PROBLEM STATEMENT> Replace "Notification off" with "Notification on" throughout the stretch from the start of the records through the line containing "button[interactable]: History [0, 58, 265, 87]", and give back only those lines with nothing else changed.

LISTED RECORDS>

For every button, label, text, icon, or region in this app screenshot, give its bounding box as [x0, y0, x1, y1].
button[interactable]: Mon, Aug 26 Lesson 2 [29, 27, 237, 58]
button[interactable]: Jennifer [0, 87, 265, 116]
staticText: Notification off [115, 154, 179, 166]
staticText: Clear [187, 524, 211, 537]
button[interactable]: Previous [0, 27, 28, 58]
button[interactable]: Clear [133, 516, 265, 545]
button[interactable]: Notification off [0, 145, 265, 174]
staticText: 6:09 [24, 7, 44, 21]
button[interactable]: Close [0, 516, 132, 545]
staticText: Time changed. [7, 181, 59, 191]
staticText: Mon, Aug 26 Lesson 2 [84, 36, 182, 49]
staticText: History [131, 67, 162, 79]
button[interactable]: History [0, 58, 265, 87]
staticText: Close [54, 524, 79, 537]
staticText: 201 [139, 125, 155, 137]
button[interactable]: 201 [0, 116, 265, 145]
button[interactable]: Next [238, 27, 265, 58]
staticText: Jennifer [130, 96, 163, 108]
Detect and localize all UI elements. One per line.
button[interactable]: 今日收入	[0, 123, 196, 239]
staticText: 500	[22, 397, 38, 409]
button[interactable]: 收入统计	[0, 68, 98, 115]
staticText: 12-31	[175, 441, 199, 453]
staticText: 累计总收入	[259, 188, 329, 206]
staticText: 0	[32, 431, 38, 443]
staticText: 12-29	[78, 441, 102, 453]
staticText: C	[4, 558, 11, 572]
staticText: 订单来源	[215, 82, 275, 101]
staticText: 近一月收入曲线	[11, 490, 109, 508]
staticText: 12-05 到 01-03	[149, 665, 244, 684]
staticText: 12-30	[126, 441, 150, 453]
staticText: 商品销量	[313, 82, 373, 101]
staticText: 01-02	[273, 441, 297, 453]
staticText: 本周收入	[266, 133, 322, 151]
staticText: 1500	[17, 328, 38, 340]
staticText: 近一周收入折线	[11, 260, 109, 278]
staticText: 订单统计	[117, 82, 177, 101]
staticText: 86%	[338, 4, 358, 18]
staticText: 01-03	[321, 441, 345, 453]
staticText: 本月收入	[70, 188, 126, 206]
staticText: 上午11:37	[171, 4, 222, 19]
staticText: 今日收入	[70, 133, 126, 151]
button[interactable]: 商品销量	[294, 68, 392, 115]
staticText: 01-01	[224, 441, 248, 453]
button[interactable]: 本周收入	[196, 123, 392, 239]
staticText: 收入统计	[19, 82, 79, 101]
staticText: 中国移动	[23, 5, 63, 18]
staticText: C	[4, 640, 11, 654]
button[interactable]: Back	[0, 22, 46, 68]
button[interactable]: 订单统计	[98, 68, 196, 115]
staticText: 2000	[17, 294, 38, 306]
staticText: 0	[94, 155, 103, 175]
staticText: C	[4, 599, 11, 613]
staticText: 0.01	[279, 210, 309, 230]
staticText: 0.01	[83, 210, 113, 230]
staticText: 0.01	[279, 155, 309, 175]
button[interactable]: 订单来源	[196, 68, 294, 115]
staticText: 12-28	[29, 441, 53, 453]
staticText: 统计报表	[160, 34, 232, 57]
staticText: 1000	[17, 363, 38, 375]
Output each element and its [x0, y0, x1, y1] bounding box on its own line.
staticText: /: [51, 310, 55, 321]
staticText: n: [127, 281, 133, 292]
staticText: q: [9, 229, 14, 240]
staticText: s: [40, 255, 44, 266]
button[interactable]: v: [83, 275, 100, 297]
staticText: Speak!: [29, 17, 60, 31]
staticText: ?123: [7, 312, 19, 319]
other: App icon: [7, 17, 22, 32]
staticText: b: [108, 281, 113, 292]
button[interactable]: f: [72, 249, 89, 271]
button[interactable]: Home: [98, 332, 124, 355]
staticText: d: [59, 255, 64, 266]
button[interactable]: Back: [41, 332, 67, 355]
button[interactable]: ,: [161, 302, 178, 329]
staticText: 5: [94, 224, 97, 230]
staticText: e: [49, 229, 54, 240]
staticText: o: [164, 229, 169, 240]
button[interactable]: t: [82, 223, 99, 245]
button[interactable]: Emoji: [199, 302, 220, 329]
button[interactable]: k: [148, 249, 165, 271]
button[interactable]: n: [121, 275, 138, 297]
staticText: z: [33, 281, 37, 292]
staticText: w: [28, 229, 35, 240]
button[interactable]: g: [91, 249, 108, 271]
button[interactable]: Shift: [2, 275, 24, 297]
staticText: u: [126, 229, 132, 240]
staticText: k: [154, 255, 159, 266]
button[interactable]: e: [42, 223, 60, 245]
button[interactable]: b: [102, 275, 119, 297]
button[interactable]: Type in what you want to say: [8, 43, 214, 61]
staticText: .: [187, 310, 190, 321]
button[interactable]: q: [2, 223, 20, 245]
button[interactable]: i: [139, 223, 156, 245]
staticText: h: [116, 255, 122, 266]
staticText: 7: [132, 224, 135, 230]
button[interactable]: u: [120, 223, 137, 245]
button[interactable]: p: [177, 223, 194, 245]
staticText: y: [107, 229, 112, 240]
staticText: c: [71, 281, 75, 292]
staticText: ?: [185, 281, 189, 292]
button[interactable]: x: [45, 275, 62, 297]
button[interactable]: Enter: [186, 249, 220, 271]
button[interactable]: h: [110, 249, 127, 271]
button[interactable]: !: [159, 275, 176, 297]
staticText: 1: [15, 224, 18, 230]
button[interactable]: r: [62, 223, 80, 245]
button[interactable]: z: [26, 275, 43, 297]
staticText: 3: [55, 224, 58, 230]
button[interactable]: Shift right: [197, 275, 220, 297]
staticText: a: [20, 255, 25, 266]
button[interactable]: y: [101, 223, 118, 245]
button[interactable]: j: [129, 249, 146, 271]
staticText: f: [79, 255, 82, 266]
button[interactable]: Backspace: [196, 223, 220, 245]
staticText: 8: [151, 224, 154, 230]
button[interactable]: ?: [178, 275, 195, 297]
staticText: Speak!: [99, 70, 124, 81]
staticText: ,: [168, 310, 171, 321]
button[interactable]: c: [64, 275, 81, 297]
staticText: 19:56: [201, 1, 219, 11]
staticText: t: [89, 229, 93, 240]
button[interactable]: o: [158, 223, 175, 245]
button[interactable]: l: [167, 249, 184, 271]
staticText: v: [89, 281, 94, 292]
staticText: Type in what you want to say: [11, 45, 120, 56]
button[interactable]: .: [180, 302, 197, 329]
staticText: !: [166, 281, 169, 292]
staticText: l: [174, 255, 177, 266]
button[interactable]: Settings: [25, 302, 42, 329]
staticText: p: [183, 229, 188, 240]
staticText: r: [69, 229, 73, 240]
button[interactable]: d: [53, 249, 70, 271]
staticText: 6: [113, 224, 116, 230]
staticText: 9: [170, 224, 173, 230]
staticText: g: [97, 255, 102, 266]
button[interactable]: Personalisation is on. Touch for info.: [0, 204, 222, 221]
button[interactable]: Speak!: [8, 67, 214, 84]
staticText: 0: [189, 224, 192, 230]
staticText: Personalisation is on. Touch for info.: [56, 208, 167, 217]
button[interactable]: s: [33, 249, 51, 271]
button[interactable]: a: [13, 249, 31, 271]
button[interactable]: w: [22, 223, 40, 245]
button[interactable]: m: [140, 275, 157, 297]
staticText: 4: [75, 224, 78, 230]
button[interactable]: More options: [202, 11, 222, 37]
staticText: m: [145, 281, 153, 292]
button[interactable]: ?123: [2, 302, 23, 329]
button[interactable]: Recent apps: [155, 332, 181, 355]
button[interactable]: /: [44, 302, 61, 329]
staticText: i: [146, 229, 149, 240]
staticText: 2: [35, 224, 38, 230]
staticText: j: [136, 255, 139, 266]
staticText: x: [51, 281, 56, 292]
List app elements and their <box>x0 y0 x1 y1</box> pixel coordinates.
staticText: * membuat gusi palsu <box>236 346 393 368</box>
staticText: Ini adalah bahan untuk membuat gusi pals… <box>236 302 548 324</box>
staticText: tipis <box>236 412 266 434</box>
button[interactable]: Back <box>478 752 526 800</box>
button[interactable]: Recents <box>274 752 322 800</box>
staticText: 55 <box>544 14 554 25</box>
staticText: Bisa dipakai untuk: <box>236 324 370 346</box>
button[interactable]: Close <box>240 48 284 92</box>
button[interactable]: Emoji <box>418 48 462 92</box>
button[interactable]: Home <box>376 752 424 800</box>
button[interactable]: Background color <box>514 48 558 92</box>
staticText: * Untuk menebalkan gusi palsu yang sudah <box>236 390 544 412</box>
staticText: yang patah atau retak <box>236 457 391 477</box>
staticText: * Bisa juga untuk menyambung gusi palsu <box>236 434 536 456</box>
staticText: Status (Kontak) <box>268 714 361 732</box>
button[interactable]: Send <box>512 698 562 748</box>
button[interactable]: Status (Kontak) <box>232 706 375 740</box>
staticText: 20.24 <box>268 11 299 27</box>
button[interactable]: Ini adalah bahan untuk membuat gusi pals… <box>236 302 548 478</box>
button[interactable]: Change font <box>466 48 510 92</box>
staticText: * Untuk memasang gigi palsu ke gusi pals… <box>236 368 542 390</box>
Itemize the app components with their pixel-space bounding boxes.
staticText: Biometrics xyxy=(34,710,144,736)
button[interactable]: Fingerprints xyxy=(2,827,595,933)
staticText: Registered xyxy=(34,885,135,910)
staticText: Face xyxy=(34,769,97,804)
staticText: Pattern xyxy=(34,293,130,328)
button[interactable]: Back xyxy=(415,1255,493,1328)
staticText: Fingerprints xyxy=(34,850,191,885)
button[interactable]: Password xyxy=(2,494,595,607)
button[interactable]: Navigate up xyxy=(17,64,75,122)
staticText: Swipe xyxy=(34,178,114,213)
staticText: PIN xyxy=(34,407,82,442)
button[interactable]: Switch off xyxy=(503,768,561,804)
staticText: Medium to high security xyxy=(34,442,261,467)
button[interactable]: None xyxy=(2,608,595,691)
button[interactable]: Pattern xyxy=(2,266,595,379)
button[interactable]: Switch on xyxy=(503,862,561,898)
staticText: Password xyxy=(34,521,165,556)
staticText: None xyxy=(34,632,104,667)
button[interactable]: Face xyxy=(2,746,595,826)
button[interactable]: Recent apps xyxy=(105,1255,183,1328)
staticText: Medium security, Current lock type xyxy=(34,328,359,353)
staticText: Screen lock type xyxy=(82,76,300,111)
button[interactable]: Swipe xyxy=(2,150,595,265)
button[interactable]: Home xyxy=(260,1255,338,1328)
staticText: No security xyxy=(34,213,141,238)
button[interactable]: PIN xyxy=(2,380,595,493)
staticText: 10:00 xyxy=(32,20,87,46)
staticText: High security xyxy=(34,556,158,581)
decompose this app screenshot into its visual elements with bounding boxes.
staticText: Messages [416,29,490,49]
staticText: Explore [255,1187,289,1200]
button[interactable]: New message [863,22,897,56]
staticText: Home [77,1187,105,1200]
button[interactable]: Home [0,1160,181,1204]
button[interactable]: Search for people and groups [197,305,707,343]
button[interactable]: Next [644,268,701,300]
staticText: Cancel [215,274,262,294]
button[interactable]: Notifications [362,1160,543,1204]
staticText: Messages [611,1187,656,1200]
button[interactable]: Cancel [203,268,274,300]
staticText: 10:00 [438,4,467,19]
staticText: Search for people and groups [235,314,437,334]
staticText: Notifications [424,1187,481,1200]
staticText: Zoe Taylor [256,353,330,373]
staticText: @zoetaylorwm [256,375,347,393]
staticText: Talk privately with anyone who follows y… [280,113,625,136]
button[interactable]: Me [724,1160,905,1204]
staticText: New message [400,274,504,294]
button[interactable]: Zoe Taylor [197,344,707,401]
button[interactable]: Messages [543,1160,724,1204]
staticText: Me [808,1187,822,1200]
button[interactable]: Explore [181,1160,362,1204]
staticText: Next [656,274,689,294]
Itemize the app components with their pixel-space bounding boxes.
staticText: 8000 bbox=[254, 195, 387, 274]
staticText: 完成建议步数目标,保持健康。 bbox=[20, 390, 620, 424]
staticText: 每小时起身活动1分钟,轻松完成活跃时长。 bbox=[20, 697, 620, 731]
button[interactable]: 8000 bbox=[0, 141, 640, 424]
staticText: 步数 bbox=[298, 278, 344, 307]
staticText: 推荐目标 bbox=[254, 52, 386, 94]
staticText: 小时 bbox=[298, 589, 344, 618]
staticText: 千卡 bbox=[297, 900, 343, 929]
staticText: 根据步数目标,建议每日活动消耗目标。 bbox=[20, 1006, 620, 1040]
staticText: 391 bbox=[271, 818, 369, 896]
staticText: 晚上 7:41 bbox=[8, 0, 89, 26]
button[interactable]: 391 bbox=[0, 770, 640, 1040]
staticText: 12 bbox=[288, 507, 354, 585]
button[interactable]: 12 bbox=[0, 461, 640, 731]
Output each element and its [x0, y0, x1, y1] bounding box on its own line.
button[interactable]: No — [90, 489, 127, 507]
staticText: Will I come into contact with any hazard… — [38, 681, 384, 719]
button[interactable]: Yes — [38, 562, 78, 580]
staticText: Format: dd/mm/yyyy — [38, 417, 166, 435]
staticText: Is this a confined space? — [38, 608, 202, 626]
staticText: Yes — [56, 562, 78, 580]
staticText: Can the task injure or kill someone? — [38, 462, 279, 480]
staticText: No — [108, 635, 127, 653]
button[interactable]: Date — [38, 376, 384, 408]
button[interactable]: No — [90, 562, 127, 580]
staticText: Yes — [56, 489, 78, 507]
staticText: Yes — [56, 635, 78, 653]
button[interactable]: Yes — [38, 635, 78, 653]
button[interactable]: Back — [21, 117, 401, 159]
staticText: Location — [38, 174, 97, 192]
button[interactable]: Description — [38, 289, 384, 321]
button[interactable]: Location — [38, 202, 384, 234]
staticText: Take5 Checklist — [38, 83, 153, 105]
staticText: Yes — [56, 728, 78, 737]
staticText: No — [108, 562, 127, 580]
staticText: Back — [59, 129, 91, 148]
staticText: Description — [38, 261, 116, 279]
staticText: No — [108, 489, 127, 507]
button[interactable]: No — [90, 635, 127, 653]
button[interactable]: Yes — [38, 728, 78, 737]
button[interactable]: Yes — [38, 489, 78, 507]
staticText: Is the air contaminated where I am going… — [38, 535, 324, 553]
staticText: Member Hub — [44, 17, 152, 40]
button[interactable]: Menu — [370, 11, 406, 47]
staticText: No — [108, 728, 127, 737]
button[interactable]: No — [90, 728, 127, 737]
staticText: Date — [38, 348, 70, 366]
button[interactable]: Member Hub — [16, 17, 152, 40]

ANSWER TO THIS PROBLEM>
For every button, label, text, icon, or region in this app screenshot, give its bounding box as [x0, y0, x1, y1].
button[interactable]: Mon, Aug 26 Lesson 2 [29, 27, 237, 58]
button[interactable]: Jennifer [0, 87, 265, 116]
staticText: Notification on [115, 154, 179, 166]
staticText: Clear [187, 524, 211, 537]
button[interactable]: Previous [0, 27, 28, 58]
button[interactable]: Clear [133, 516, 265, 545]
button[interactable]: Notification on [0, 145, 265, 174]
staticText: 6:09 [24, 7, 44, 21]
button[interactable]: Close [0, 516, 132, 545]
staticText: Time changed. [7, 181, 59, 191]
staticText: Mon, Aug 26 Lesson 2 [84, 36, 182, 49]
staticText: History [131, 67, 162, 79]
button[interactable]: History [0, 58, 265, 87]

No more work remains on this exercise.